Os sacramentos foram instituídos com a finalidade de comunicar a graça salvadora de modo objetivo e seguro. Como diz Gerhard, Deus não nos prometeu Sua graça apenas em Sua Palavra, mas também acrescentou os Sacramentos a esta promessa para que fossem os selos da promessa de graça oferecida na palavra do Evangelho, bem como a meios para produzir, nutrir e fortalecer a fé pela qual pode-se afirmar com certeza que os benefícios de Cristo pertencem a nós individualmente. Assim, o batismo e a santa ceia confirmam a aplicação da promessa em nosso caso individualmente para que tenhamos a certeza de que recebemos a graça da remissão de pecados e fomos unidos com Cristo na igreja (Gl 3.27).

Além disso, os sacramentos não apenas nos dão a certeza do início da caminhada cristã, mas são os meios pelos quais Deus preserva seus eleitos na fé verdadeira até o fim, de modo que não olhamos para as nossas próprias obras ou cooperação com a esperança de permanecer na graça, mas confiamos no agir de Deus que nos faz perseverar, dando-nos continuamente o perdão de pecados e o amor mediante a palavra e os sacramentos que, por sua vez, não dependem de algo em nós, mas agem pela promessa divina. Toda vez que vamos à confissão de pecados com o coração contrito, os benefícios da promessa batismal se renovam em nossas vidas, assim, o ofício das chaves nos leva de volta à remissão de pecados prometida no santo batismo.

4. Pelo testemunho do Espírito Santo

Deus não apenas dá testemunho exterior em Sua Palavra sobre Sua graça que é prometida aos que creem, mas também lhes concede o Seu Espírito Santo, que "testemunha ao nosso espírito que somos filhos de Deus" [Rm. 8:16]. "Porque vocês são filhos, Deus enviou o Espírito de Seu Filho aos vossos corações, clamando: 'Abba, Pai'" (Gl 4:6). "Recebemos o Espírito que é de Deus, para que possamos compreender os dons que Deus nos concedeu" (1 Cor 2:12). "É Deus que nos fortalece convosco em Cristo e que nos ungiu. Ele colocou Seu selo sobre nós e nos deu Seu Espírito em nossos corações como garantia" (2 Cor 1:21-22). "Crendo, você foi selado com o Espírito Santo da promessa, que é a garantia da nossa herança" (Ef 1:13-14). "Não entristeçais o Espírito Santo, no qual fostes selados para o dia da redenção" (Ef 4:30).

▶ _SEÇÃO DE DADOS_
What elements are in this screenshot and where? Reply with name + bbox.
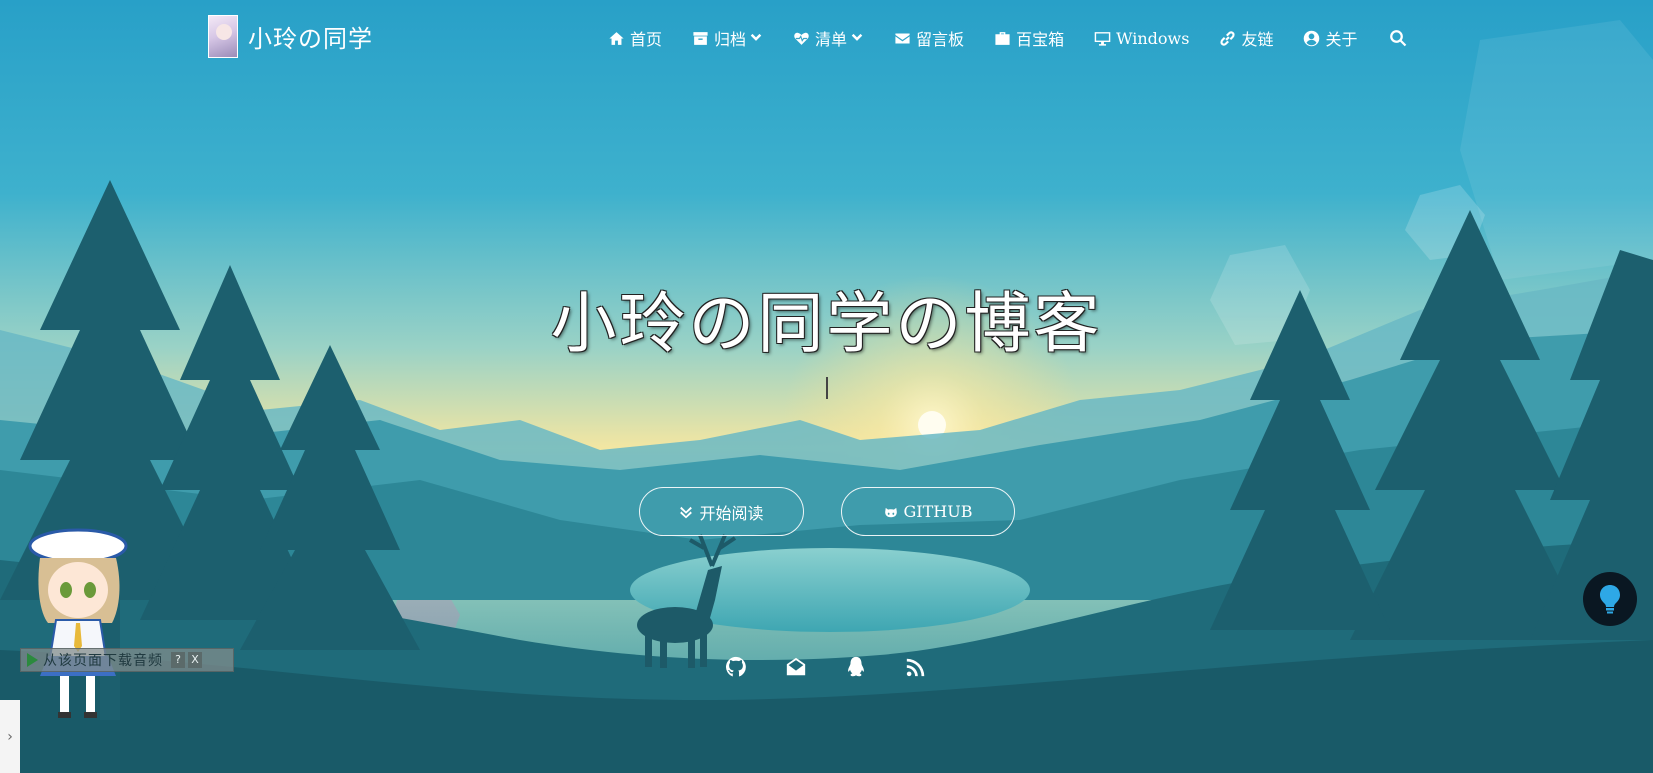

▶ _OBJETIVO DO EXERCÍCIO_
Por favor, responda: segundo o trecho fornecido, quais sacramentos confirmam a aplicação da promessa em nosso caso individualmente?

▶ _RESPOSTA DA TAREFA_
O batismo e a santa ceia.